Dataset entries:
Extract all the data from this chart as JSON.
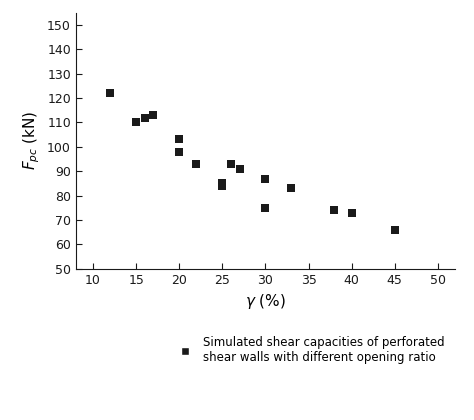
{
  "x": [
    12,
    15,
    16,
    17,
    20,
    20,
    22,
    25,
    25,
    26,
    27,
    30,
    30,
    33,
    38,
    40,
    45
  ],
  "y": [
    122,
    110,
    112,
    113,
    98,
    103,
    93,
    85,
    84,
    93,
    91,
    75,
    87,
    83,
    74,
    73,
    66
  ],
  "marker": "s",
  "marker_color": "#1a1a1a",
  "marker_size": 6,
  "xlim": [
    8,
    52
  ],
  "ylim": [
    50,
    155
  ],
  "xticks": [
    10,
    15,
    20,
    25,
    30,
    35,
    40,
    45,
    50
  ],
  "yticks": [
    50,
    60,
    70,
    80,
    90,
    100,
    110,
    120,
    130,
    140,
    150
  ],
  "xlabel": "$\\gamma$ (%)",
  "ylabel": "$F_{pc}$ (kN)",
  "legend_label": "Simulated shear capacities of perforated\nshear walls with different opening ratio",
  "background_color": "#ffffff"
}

...

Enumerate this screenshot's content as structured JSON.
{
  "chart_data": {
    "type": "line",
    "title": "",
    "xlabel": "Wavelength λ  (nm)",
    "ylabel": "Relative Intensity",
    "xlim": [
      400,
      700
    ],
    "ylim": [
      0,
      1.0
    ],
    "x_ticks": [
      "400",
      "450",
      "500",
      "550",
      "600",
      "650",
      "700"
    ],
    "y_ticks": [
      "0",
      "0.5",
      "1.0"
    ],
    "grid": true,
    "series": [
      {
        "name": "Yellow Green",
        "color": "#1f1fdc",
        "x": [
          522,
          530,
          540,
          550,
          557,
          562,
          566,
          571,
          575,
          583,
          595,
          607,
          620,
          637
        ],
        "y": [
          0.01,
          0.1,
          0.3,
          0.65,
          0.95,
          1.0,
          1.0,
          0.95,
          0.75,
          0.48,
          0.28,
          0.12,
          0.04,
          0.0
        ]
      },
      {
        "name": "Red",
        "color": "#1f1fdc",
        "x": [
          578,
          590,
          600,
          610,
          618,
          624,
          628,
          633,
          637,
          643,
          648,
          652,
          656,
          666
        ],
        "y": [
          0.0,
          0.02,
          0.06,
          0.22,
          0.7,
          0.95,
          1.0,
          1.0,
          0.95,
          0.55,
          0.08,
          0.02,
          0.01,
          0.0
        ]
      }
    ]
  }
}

• [Exercise description]
Extract, from the material above, each line holding the word "ylabel".

• [Solved exercise]
  "ylabel": "$F_{pc}$ (kN)",
    "ylabel": "Relative Intensity",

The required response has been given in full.